## start MATERIAL PROVIDED

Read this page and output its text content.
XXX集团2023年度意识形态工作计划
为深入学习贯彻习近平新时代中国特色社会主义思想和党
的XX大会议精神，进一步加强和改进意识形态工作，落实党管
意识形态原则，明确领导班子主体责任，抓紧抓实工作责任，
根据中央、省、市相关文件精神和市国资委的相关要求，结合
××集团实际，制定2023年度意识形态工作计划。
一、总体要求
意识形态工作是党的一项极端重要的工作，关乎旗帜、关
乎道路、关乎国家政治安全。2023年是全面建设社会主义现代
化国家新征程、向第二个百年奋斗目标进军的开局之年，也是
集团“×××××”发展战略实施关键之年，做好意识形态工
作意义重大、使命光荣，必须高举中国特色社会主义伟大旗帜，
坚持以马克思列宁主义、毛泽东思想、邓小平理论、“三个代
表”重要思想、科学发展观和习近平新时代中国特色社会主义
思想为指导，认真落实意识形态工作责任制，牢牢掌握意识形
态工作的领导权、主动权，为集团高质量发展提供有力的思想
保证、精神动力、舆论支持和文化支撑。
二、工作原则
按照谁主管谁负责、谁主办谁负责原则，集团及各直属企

## end MATERIAL PROVIDED

EXERCISE INSTRUCTIONS:
Send back each record exactly as it stands.

WRITTEN ANSWER:
Read this page and output its text content.
XXX集团2023年度意识形态工作计划
为深入学习贯彻习近平新时代中国特色社会主义思想和党
的XX大会议精神，进一步加强和改进意识形态工作，落实党管
意识形态原则，明确领导班子主体责任，抓紧抓实工作责任，
根据中央、省、市相关文件精神和市国资委的相关要求，结合
××集团实际，制定2023年度意识形态工作计划。
一、总体要求
意识形态工作是党的一项极端重要的工作，关乎旗帜、关
乎道路、关乎国家政治安全。2023年是全面建设社会主义现代
化国家新征程、向第二个百年奋斗目标进军的开局之年，也是
集团“×××××”发展战略实施关键之年，做好意识形态工
作意义重大、使命光荣，必须高举中国特色社会主义伟大旗帜，
坚持以马克思列宁主义、毛泽东思想、邓小平理论、“三个代
表”重要思想、科学发展观和习近平新时代中国特色社会主义
思想为指导，认真落实意识形态工作责任制，牢牢掌握意识形
态工作的领导权、主动权，为集团高质量发展提供有力的思想
保证、精神动力、舆论支持和文化支撑。
二、工作原则
按照谁主管谁负责、谁主办谁负责原则，集团及各直属企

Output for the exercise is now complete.